-- Begin SUPPLIED TEXT --

Rooke_JohnThinking out loud … while wondering whatever happened to Arnie Beyeler?

— Should anyone have a problem with what a professional athlete does on his or her own time? As long as it doesn’t directly affect anyone but you, have at it. But when someone like the Patriots’ Chandler Jones — even if he realized in mid-process he had made a big mistake — engages in actions that might put his health at risk, and therefore affect (many) others, how does this change the picture?

— I’m no prude, that’s for certain. But pardon me, professional athletes should be held to a higher/different standard than the general public, if only for the fact they’re paid handsomely to play a game. It’s a privilege, and that should not be forgotten. There are others to answer to, and decisions made that can affect coaches, teammates, and yes — fans.

— So he apparently made a mistake. We all do that. But when you’re a pro athlete, you’re put on a pedestal whether you like it or not. Own up to it, that’s the only lesson to be learned here. The Patriots did their best to squash it, that’s their job. But Chandler Jones had some ‘splainin’ to do, especially to his teammates, if you ask me. His apology this week was appropriate, if not exactly timely.

— I’m really glad that I was not in the media during Babe Ruth‘s heyday. I’d get really tired of having to ask him about the all-night drinking bender he was out on the night before.

— Although I can’t imagine what ESPN’s Cris Carter might say about the Babe if he had the chance. Friday on ESPN Radio’s “Mike & Mike,” when asked about Chandler Jones, the brilliant wordsmith replied, “I think he was smoking marijuana and I think he was smoking some marijuana laced with PCP, or angel dust, and I think that’s what made him trip out.”

-- End SUPPLIED TEXT --
-- Begin MATERIAL PROVIDED --

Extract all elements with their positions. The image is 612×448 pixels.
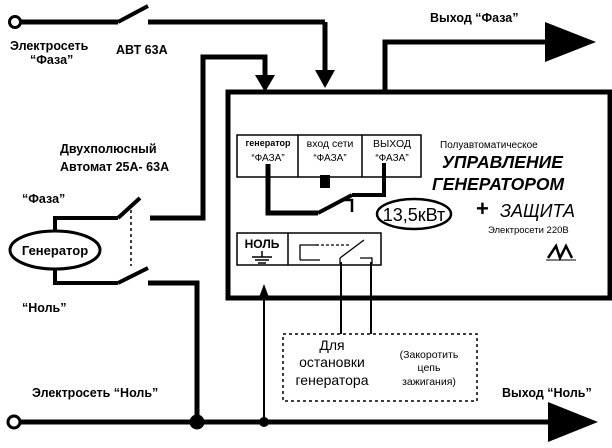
mains-neutral-terminal [6, 414, 22, 430]
generator-label: Генератор [22, 243, 88, 258]
two-pole-breaker-bottom-switch [117, 266, 149, 285]
power-rating-badge [375, 197, 453, 231]
generator-neutral-wire [148, 280, 200, 422]
generator-phase-label: “Фаза” [22, 192, 65, 206]
mains-phase-line [8, 15, 118, 29]
stop-generator-box [282, 333, 478, 402]
generator-phase-wire [150, 54, 268, 221]
terminal-generator-label-1: генератор [246, 138, 291, 148]
power-rating: 13,5кВт [383, 205, 446, 225]
ground-icon [252, 251, 272, 264]
mains-phase-label-1: Электросеть [10, 39, 89, 53]
neutral-input-arrow [258, 284, 270, 300]
mains-voltage-label: Электросети 220В [488, 225, 569, 236]
stop-label-3: генератора [296, 372, 369, 388]
mains-neutral-label: Электросеть “Ноль” [32, 386, 158, 400]
terminal-mains-label-1: вход сети [307, 138, 354, 150]
device-title-line1: УПРАВЛЕНИЕ [442, 152, 564, 172]
stop-note-1: (Закоротить [400, 349, 459, 361]
device-subtitle: Полуавтоматическое [440, 140, 538, 151]
main-breaker-switch [117, 4, 325, 25]
generator-input-arrow [255, 75, 275, 92]
terminal-output-label-1: ВЫХОД [373, 138, 411, 150]
logo-icon [546, 243, 576, 262]
output-neutral-label: Выход “Ноль” [502, 386, 592, 400]
two-pole-breaker-label-1: Двухполюсный [60, 142, 157, 156]
generator-neutral-label: “Ноль” [22, 301, 66, 315]
stop-label-2: остановки [299, 354, 365, 370]
stop-note-3: зажигания) [402, 376, 456, 388]
neutral-junction-2 [259, 417, 269, 427]
stop-note-2: цепь [418, 362, 441, 374]
generator-phase-lead [53, 216, 118, 232]
mains-input-arrow [315, 70, 335, 88]
terminal-generator-label-2: “ФАЗА” [251, 153, 284, 164]
output-phase-label: Выход “Фаза” [430, 11, 519, 25]
device-title-line2: ГЕНЕРАТОРОМ [432, 174, 565, 194]
terminal-mains-label-2: “ФАЗА” [313, 153, 346, 164]
relay-contact-icon [299, 239, 373, 264]
device-title-line3: ЗАЩИТА [500, 201, 575, 221]
output-neutral-arrow [548, 402, 598, 442]
device-box [225, 89, 612, 301]
two-pole-breaker-label-2: Автомат 25А- 63А [60, 160, 169, 174]
neutral-terminal-label: НОЛЬ [245, 237, 280, 251]
two-pole-breaker-top-switch [116, 196, 142, 220]
generator-neutral-lead [53, 268, 118, 285]
internal-transfer-switch [265, 163, 386, 216]
device-plus: + [476, 196, 489, 221]
generator-symbol [8, 229, 102, 271]
main-breaker-label: АВТ 63А [116, 43, 168, 57]
mains-phase-label-2: “Фаза” [30, 53, 73, 67]
neutral-junction-1 [189, 414, 205, 430]
output-phase-arrow [545, 22, 596, 62]
terminal-output-label-2: “ФАЗА” [375, 153, 408, 164]
stop-label-1: Для [319, 337, 344, 353]
output-phase-wire [382, 39, 545, 92]
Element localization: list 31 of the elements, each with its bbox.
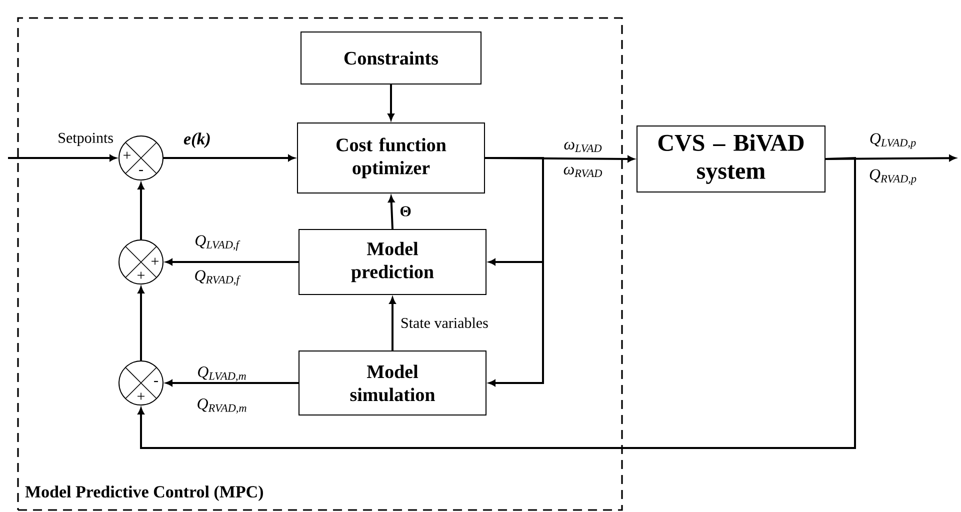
summing-junction: + + — [118, 240, 164, 284]
block: CVS – BiVAD system — [636, 126, 826, 192]
arrow — [166, 380, 298, 386]
summing-junction: - + — [118, 360, 164, 406]
signal-label: Q$_{RVAD,p}$ — [870, 169, 916, 185]
arrow — [166, 258, 298, 266]
arrow — [388, 84, 394, 120]
signal-label: Q$_{LVAD,f}$ — [196, 235, 240, 251]
signal-label: ω$_{LVAD}$ — [564, 142, 602, 152]
block: Constraints — [300, 32, 482, 84]
signal-label: ω$_{RVAD}$ — [564, 166, 602, 178]
edge-label: Setpoints — [58, 132, 113, 146]
signal-label: Q$_{LVAD,p}$ — [870, 133, 916, 149]
arrow — [388, 196, 395, 230]
arrow — [8, 154, 116, 162]
edge-label: Θ — [400, 206, 411, 216]
arrow — [389, 297, 396, 350]
summing-junction: + - — [118, 136, 164, 180]
arrow — [138, 182, 144, 240]
arrow — [138, 156, 856, 449]
block: Model prediction — [298, 229, 486, 295]
signal-label: Q$_{RVAD,f}$ — [195, 270, 241, 286]
signal-label: Q$_{LVAD,m}$ — [198, 366, 246, 382]
arrow — [485, 157, 544, 386]
arrow — [164, 154, 295, 162]
edge-label: e(k) — [184, 132, 210, 148]
arrow — [138, 286, 144, 360]
block: Model simulation — [298, 350, 486, 416]
edge-label: State variables — [402, 318, 488, 328]
signal-label: Q$_{RVAD,m}$ — [198, 398, 246, 414]
block: Cost function optimizer — [297, 122, 485, 194]
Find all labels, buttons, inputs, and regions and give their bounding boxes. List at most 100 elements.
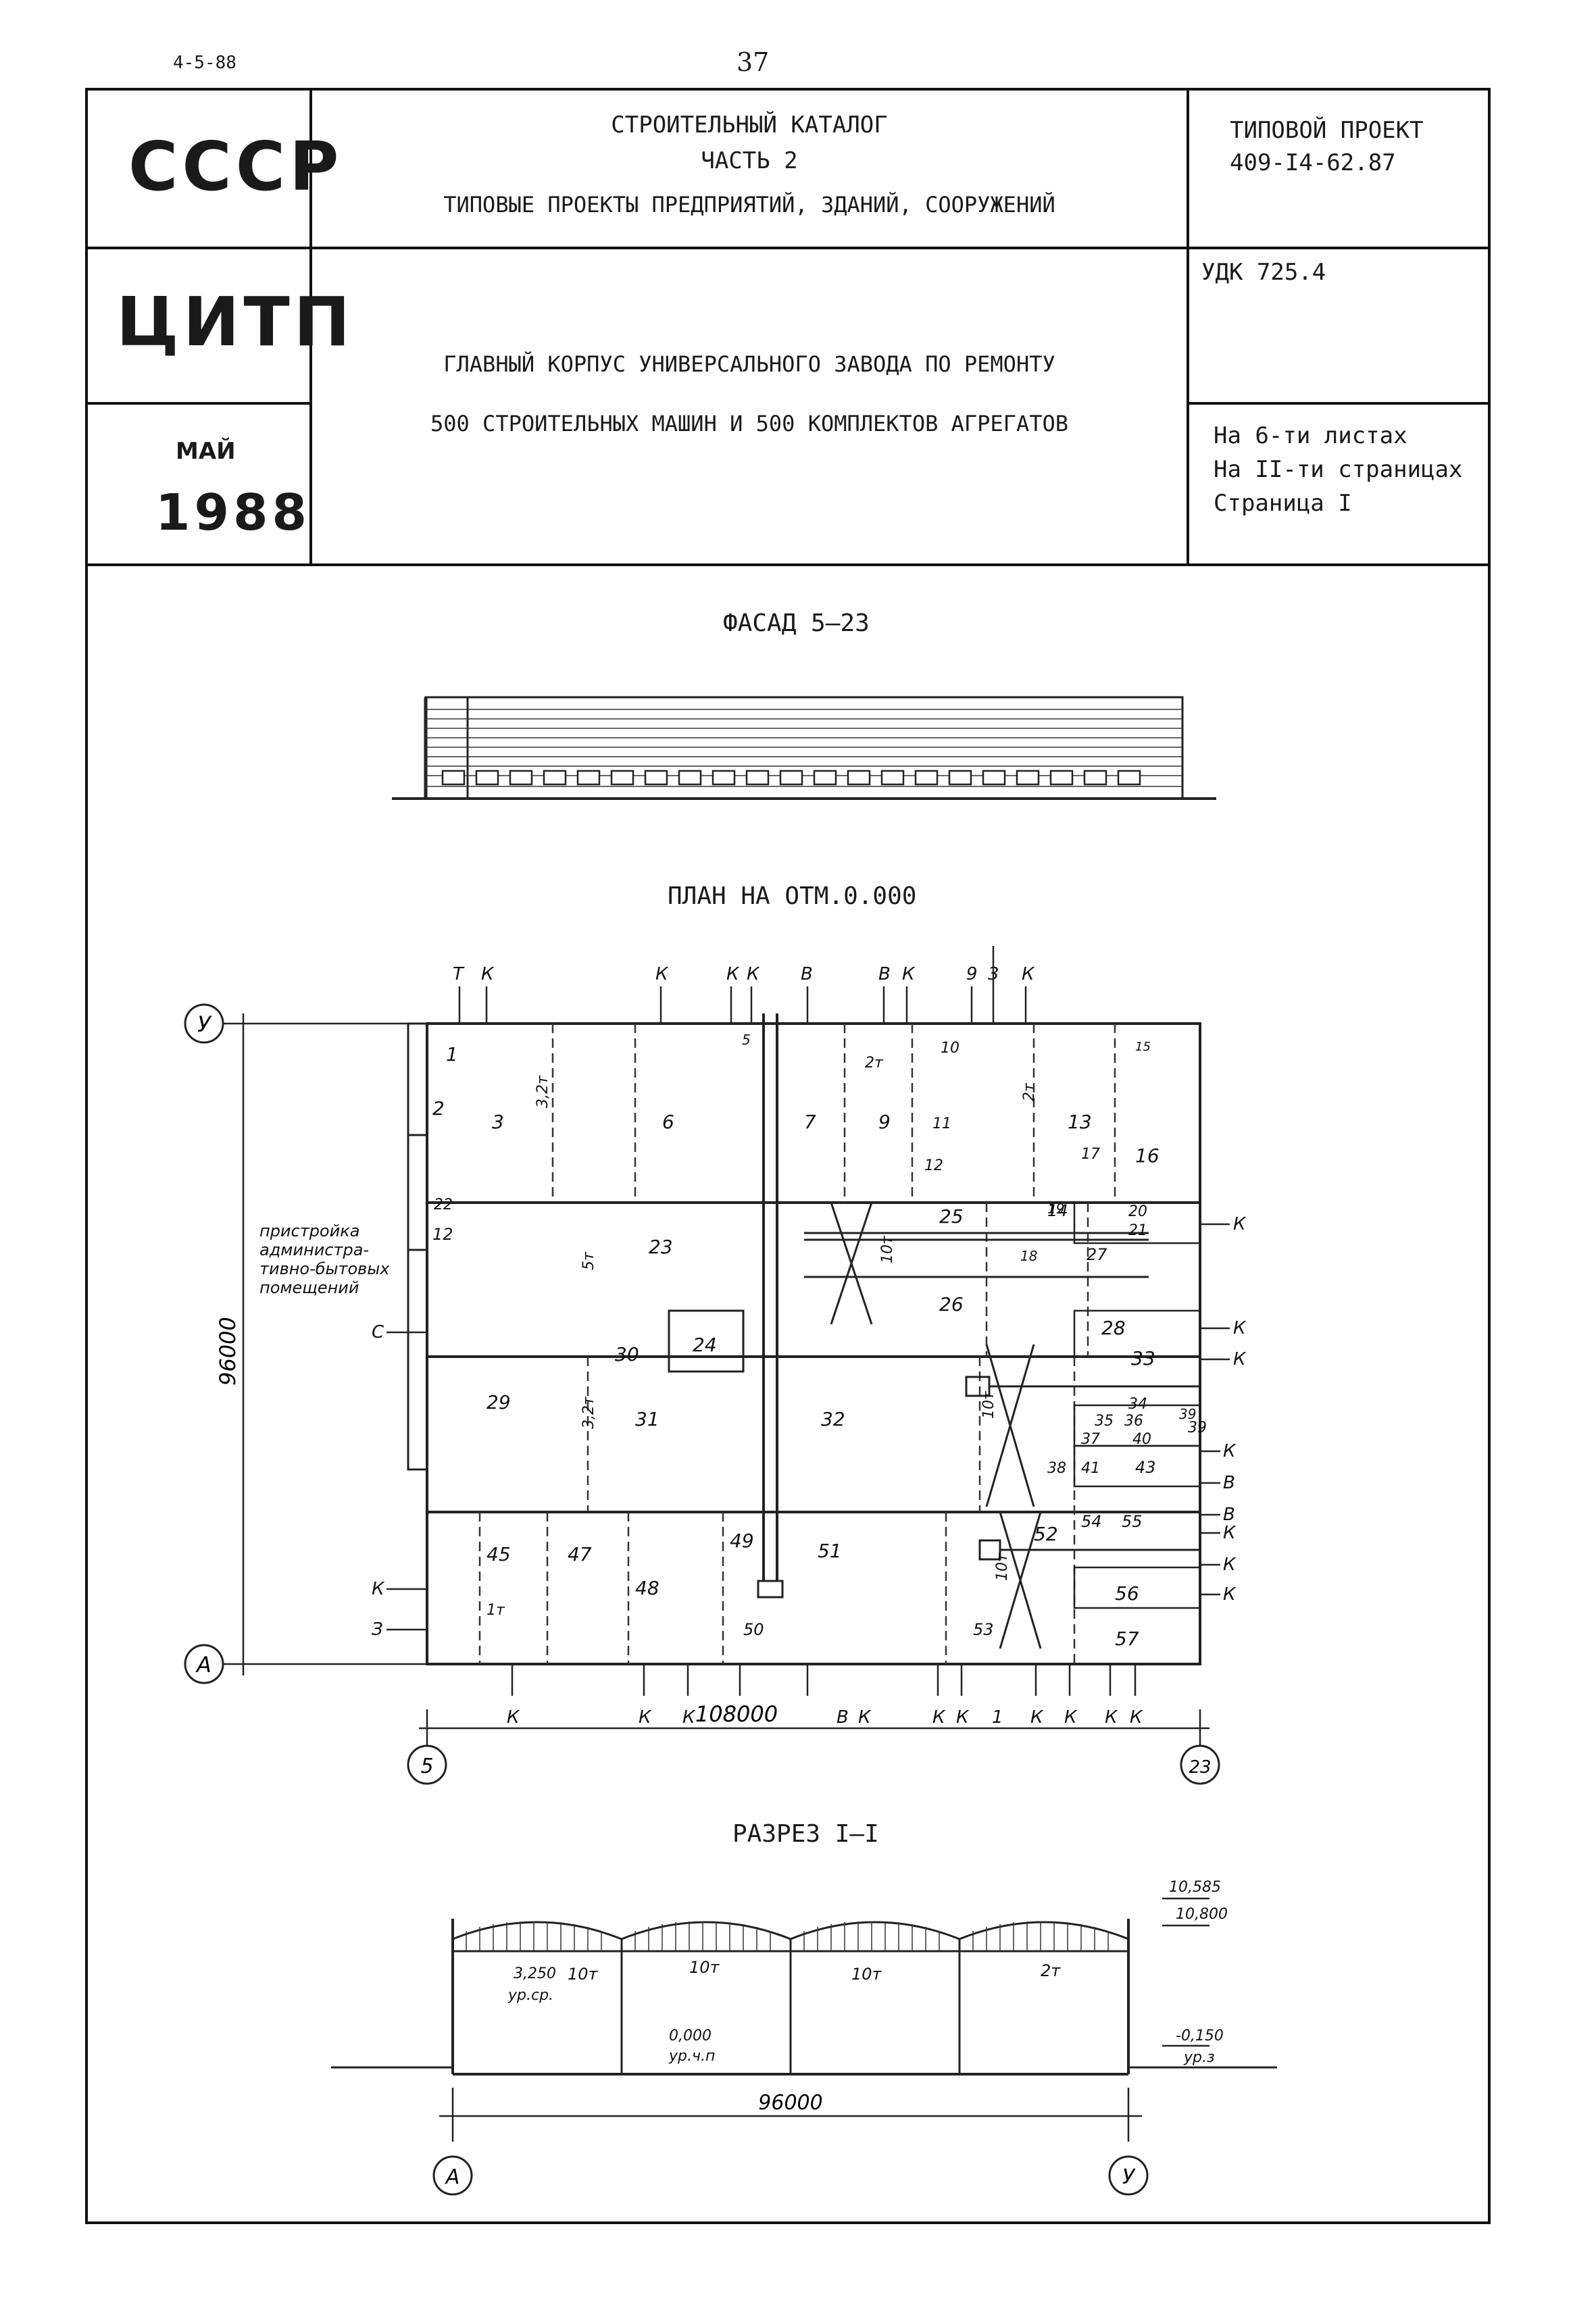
svg-text:43: 43: [1135, 1458, 1156, 1477]
svg-text:50: 50: [743, 1620, 764, 1639]
svg-text:13: 13: [1068, 1111, 1092, 1133]
header-col-1: [309, 88, 312, 565]
header-rule-left: [85, 402, 312, 405]
svg-text:48: 48: [635, 1577, 659, 1599]
svg-text:К: К: [1223, 1441, 1237, 1461]
svg-text:38: 38: [1047, 1460, 1066, 1477]
svg-text:К: К: [902, 964, 916, 984]
svg-text:56: 56: [1115, 1582, 1139, 1605]
svg-text:32: 32: [821, 1408, 845, 1430]
svg-text:5т: 5т: [580, 1251, 597, 1270]
section-drawing: 10т 10т 10т 2т 10,585 10,800 -0,150 ур.з…: [331, 1879, 1277, 2142]
release-year: 1988: [155, 484, 311, 542]
svg-text:2т: 2т: [865, 1055, 884, 1072]
svg-text:К: К: [1233, 1349, 1247, 1369]
svg-text:45: 45: [487, 1543, 511, 1565]
svg-text:5: 5: [742, 1032, 751, 1048]
svg-text:К: К: [1130, 1707, 1143, 1728]
svg-text:В: В: [878, 964, 891, 984]
svg-text:17: 17: [1081, 1146, 1100, 1163]
svg-text:37: 37: [1081, 1431, 1100, 1448]
svg-text:К: К: [1223, 1584, 1237, 1605]
svg-text:39: 39: [1179, 1406, 1196, 1422]
utility-input-arrows-left: [386, 1331, 427, 1631]
svg-text:22: 22: [434, 1197, 453, 1213]
roof-truss-hatching: [466, 1921, 1109, 1951]
annex-note: пристройка администра- тивно-бытовых пом…: [259, 1222, 390, 1297]
utility-inputs-left: С К З: [372, 1322, 385, 1640]
svg-text:К: К: [956, 1707, 970, 1728]
room-numbers: 1 2 3 6 7 9 10 11 12 13 16 14 20 21 22 1…: [432, 1032, 1196, 1650]
svg-text:3,250: 3,250: [514, 1965, 556, 1982]
plan-dim-height: 96000: [215, 1317, 241, 1386]
udk-code: УДК 725.4: [1201, 259, 1326, 286]
svg-text:помещений: помещений: [259, 1278, 359, 1297]
svg-text:К: К: [1223, 1555, 1237, 1575]
svg-text:11: 11: [932, 1115, 951, 1132]
catalog-line-3: ТИПОВЫЕ ПРОЕКТЫ ПРЕДПРИЯТИЙ, ЗДАНИЙ, СОО…: [443, 192, 1055, 218]
svg-text:12: 12: [924, 1157, 943, 1174]
page-frame: [85, 88, 1491, 2224]
svg-text:2т: 2т: [1021, 1082, 1038, 1101]
svg-text:К: К: [372, 1579, 385, 1599]
utility-inputs-bottom: К К К В К К К 1 К К К К: [507, 1707, 1143, 1728]
svg-text:10т: 10т: [994, 1553, 1011, 1581]
svg-text:19: 19: [1047, 1201, 1064, 1217]
svg-text:41: 41: [1081, 1460, 1100, 1477]
org-center: ЦИТП: [116, 282, 355, 361]
svg-text:К: К: [507, 1707, 520, 1728]
svg-text:55: 55: [1122, 1512, 1143, 1531]
svg-text:7: 7: [804, 1111, 816, 1133]
section-elevations: 10,585 10,800 -0,150 ур.з 0,000 ур.ч.п 3…: [507, 1879, 1228, 2066]
svg-text:10,800: 10,800: [1176, 1906, 1228, 1923]
facade-drawing: [392, 696, 1216, 800]
room-24-box: [668, 1309, 745, 1373]
svg-text:тивно-бытовых: тивно-бытовых: [259, 1259, 390, 1278]
svg-text:31: 31: [635, 1408, 659, 1430]
svg-text:26: 26: [939, 1293, 964, 1315]
svg-text:В: В: [1223, 1505, 1235, 1525]
svg-text:1: 1: [446, 1043, 458, 1065]
page-label: Страница I: [1214, 490, 1352, 517]
svg-text:28: 28: [1101, 1317, 1126, 1339]
svg-text:10т: 10т: [879, 1235, 896, 1263]
svg-text:К: К: [655, 964, 669, 984]
section-cranes: 10т 10т 10т 2т: [568, 1958, 1061, 1984]
section-title: РАЗРЕЗ I–I: [732, 1820, 879, 1848]
facade-title: ФАСАД 5–23: [723, 609, 870, 637]
svg-text:10т: 10т: [568, 1965, 599, 1984]
catalog-line-1: СТРОИТЕЛЬНЫЙ КАТАЛОГ: [611, 111, 888, 139]
svg-text:6: 6: [662, 1111, 674, 1133]
svg-text:К: К: [1233, 1318, 1247, 1338]
svg-text:39: 39: [1188, 1419, 1207, 1436]
svg-text:53: 53: [973, 1620, 994, 1639]
svg-text:К: К: [1233, 1214, 1247, 1234]
svg-text:пристройка: пристройка: [259, 1222, 359, 1240]
svg-text:В: В: [1223, 1473, 1235, 1493]
header-rule-1: [85, 247, 1491, 249]
crane-labels: 3,2т 5т 3,2т 10т 10т 10т 1т 2т 2т: [487, 1055, 1038, 1619]
svg-text:1: 1: [992, 1707, 1003, 1728]
svg-text:10т: 10т: [689, 1958, 720, 1977]
utility-input-arrows-bottom: [511, 1664, 1137, 1696]
axis-right-label: 23: [1189, 1757, 1211, 1778]
svg-text:34: 34: [1128, 1396, 1147, 1413]
svg-text:25: 25: [939, 1205, 964, 1228]
annex-strip: [407, 1022, 428, 1471]
section-axis-bubbles: А У: [432, 2155, 1149, 2196]
svg-text:З: З: [372, 1619, 383, 1640]
svg-text:15: 15: [1135, 1040, 1151, 1054]
header-rule-right: [1189, 402, 1491, 405]
doc-code: 4-5-88: [173, 53, 236, 73]
svg-text:47: 47: [568, 1543, 592, 1565]
axis-top-label: У: [197, 1011, 212, 1037]
plan-title: ПЛАН НА ОТМ.0.000: [668, 882, 917, 910]
utility-input-arrows-top: [458, 946, 1027, 1024]
svg-text:10: 10: [941, 1040, 959, 1057]
sheet-count: На 6-ти листах: [1214, 422, 1407, 449]
svg-text:ур.ч.п: ур.ч.п: [668, 2048, 715, 2065]
header-bottom-rule: [85, 563, 1491, 566]
svg-text:2т: 2т: [1041, 1961, 1061, 1980]
svg-text:12: 12: [432, 1225, 453, 1244]
svg-text:3,2т: 3,2т: [534, 1075, 551, 1108]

-- End MATERIAL PROVIDED --

• **STATED TASK A**: Please duplicate the part of the Chandler Jones column from "Rooke_JohnThinking out loud" up to and including "yes — fans.".
• **STATED TASK B**: Go on with the Chandler Jones column from its last sentence.

• **TASK RESULT A**:
Rooke_JohnThinking out loud … while wondering whatever happened to Arnie Beyeler?

— Should anyone have a problem with what a professional athlete does on his or her own time? As long as it doesn’t directly affect anyone but you, have at it. But when someone like the Patriots’ Chandler Jones — even if he realized in mid-process he had made a big mistake — engages in actions that might put his health at risk, and therefore affect (many) others, how does this change the picture?

— I’m no prude, that’s for certain. But pardon me, professional athletes should be held to a higher/different standard than the general public, if only for the fact they’re paid handsomely to play a game. It’s a privilege, and that should not be forgotten. There are others to answer to, and decisions made that can affect coaches, teammates, and yes — fans.

• **TASK RESULT B**:
— Wow. Thanks for playing, Cris. Is this from a personal experience? Better have your posse ready to assist your employment search, or a fall guy to blame this one on. Or a good lawyer.

— And yet, ESPN continues to embrace/employ a knuckleheaded ex-athlete like Carter, put him on the air, and hope he says exactly something like this. It’s embarrassing, really. It isn’t just that ignorance is bliss, but that ignorance is rampant.

— Turn and face the strange, ch-ch-changes. David Bowie’s passing this week is the latest piece of relative innocence chipped away from the past. While I don’t consider myself a huge fan of his music, there are several songs he wrote and performed that seemed to personify human emotions — plain and simple — and not just generational ideals. He may have been “out there,” sure, but he also nailed “us” with much of his work.

— “I’ll stick with you baby for a thousand years, nothing’s gonna touch you in these golden years.” Was it about loyalty? Love? Coming home again? Probably a little of all of that. It was sung well, and it was perfectly said, Mr. Bowie.

— All I know is, my golden years would have been made much more pleasant had I managed to win a slice of that Powerball pie this week. Honestly? I think I’d keep working, even if I had managed to become an instant billionaire. Working to pretend you need the money might be the best way to keep the leeches (and the lawyers?) off of your back.

— Rest in peace, Jersey Red. Undoubtedly, he’s already giving Red Sox fans in heaven “the business.” Sports radio around here wasn’t the same without Ken Ford in recent years, and will hardly be the same without you now.

— Former NBC and ESPN play-by-play announcer Jim Simpson also passed away this week, at age 88. Simpson was ESPN’s first play-by-play announcer when the network launched in the early ’80s, and his smooth, energetic delivery was a style I always tried to mimic in thought, if not in reality. Long-time Patriot fans will recall Simpson was a lead announcer in the days of the old AFL on NBC, and later when the league merged to become the present-day NFL in 1970 he was a primary announcer for AFC games on NBC.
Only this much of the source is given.